Copy out every line of the records where the string "first" occurs.

┌─ Material provided

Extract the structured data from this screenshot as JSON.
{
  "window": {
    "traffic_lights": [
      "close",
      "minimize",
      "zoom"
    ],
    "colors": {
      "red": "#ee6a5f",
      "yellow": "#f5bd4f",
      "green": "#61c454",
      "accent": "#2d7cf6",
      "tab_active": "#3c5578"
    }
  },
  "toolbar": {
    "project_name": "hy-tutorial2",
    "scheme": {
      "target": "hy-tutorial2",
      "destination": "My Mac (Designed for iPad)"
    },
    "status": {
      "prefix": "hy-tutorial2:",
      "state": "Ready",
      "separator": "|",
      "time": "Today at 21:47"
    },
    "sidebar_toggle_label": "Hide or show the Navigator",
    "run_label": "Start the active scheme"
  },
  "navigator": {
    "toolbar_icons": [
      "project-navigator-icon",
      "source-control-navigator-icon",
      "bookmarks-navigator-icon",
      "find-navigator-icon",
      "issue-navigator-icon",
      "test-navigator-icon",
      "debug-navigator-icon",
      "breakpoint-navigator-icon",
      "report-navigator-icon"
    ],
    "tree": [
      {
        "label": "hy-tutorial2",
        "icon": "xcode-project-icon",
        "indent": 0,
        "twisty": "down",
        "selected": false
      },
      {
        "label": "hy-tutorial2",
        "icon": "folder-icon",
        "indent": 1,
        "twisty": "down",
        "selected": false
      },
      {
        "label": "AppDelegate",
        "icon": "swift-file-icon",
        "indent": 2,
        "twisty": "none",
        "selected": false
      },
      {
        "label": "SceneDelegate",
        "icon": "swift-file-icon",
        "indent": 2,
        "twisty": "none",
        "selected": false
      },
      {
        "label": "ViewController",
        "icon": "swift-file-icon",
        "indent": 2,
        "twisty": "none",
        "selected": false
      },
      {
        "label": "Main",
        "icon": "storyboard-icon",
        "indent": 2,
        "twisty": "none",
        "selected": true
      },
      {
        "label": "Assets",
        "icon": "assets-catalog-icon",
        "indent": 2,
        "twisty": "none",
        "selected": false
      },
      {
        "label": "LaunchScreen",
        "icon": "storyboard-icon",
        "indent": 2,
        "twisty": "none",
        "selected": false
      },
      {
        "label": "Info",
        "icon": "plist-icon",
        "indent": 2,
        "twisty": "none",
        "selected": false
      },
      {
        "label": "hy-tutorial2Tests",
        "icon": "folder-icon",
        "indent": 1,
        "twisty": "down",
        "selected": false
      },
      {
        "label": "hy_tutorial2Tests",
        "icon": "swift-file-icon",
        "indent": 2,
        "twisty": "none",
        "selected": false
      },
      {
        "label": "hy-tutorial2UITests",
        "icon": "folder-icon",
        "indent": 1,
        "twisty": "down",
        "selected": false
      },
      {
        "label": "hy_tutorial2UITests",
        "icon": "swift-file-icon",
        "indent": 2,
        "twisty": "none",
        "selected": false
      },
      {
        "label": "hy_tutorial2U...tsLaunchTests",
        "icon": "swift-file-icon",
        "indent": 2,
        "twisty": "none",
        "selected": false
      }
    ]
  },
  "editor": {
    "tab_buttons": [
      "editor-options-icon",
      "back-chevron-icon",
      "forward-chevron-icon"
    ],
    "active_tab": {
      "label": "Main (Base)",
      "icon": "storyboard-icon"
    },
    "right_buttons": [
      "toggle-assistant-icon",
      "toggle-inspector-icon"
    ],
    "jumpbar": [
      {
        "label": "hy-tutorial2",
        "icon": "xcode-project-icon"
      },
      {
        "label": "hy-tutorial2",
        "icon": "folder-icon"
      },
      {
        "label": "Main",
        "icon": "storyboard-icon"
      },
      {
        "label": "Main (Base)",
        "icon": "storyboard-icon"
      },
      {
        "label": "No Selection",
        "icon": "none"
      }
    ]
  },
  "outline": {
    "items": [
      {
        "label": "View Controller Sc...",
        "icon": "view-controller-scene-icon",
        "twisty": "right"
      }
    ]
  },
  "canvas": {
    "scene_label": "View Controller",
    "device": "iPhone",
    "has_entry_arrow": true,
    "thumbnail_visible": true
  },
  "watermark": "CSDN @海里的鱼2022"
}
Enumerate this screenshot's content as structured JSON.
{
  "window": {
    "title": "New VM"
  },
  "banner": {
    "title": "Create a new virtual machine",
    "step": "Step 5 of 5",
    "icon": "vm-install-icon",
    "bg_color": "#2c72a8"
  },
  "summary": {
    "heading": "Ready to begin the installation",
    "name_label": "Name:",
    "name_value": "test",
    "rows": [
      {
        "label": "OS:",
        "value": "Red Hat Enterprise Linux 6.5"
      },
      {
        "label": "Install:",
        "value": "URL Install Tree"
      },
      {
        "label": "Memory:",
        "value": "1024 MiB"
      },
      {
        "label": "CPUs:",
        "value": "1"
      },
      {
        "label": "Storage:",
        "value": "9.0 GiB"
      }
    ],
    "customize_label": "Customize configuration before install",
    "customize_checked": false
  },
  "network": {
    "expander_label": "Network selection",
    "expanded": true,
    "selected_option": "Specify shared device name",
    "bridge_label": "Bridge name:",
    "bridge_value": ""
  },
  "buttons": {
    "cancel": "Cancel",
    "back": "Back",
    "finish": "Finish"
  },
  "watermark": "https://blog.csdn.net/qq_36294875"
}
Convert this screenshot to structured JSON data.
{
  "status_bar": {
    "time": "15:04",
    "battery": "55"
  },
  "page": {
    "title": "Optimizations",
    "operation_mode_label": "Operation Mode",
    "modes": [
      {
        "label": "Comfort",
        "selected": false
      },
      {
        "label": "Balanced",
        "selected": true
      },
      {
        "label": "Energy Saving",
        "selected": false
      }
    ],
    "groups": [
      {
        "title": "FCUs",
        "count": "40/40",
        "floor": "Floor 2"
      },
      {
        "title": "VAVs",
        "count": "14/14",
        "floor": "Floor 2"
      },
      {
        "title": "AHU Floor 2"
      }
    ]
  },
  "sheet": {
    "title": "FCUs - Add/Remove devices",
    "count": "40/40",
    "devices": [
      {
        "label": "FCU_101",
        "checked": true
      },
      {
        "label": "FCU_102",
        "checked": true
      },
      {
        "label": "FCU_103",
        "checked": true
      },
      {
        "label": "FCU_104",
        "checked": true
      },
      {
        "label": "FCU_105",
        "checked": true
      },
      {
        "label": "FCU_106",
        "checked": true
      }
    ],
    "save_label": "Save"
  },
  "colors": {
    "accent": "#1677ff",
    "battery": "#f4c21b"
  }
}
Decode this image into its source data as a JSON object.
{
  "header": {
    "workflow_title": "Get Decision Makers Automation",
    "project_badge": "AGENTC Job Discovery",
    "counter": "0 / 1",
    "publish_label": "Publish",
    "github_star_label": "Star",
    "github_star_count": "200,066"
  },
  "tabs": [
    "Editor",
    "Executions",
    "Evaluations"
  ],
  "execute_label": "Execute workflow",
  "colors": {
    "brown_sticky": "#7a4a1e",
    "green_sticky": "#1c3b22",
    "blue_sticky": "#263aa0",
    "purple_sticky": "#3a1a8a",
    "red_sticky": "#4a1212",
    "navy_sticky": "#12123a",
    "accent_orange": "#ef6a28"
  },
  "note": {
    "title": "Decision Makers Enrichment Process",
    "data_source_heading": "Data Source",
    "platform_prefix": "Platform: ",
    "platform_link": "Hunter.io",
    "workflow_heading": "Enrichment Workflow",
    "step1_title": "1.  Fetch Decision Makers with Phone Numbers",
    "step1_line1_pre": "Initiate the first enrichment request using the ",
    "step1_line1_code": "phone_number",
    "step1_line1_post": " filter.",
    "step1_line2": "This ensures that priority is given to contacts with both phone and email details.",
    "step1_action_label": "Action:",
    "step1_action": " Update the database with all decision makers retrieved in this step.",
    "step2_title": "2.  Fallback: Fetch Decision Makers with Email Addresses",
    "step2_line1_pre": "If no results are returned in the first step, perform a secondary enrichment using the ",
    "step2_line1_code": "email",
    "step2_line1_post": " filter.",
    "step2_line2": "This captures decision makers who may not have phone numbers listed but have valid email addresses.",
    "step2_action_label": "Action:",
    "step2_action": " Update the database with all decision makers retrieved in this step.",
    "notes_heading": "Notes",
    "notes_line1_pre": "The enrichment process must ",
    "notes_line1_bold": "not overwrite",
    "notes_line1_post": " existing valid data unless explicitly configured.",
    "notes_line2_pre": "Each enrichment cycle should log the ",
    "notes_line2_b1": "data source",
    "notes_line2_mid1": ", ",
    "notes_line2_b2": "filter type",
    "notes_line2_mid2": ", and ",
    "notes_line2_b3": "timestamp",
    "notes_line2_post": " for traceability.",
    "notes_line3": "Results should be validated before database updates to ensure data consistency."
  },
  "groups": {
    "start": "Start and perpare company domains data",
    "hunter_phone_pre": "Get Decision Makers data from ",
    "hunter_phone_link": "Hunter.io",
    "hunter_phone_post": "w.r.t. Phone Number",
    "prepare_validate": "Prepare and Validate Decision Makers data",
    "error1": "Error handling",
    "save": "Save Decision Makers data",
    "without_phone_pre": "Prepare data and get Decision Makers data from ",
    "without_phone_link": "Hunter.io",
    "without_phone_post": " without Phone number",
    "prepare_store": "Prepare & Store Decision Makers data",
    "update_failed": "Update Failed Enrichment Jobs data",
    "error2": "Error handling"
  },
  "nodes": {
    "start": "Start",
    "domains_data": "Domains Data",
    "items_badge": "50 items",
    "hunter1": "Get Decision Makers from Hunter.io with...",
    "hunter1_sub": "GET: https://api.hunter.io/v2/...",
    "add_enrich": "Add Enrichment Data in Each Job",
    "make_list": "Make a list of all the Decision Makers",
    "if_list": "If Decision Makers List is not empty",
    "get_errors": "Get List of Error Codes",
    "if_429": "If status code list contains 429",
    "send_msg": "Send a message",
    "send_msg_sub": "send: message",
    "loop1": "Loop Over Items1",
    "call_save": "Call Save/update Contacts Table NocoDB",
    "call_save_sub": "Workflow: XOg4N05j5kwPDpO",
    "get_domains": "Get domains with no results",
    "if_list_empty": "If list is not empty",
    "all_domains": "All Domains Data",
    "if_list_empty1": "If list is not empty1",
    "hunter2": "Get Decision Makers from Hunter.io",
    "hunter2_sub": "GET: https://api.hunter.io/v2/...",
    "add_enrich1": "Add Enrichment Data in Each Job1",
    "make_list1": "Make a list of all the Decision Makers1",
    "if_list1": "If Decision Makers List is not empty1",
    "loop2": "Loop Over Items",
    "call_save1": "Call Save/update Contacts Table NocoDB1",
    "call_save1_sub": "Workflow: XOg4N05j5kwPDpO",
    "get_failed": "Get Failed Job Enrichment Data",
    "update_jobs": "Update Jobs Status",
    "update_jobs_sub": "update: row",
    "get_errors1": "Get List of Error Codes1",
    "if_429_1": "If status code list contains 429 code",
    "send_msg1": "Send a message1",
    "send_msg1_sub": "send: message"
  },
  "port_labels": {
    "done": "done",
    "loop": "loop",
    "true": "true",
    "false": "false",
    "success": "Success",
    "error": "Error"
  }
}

└─

- Output for this task:
    "step1_line1_pre": "Initiate the first enrichment request using the ",
    "step2_line1_pre": "If no results are returned in the first step, perform a secondary enrichment using the ",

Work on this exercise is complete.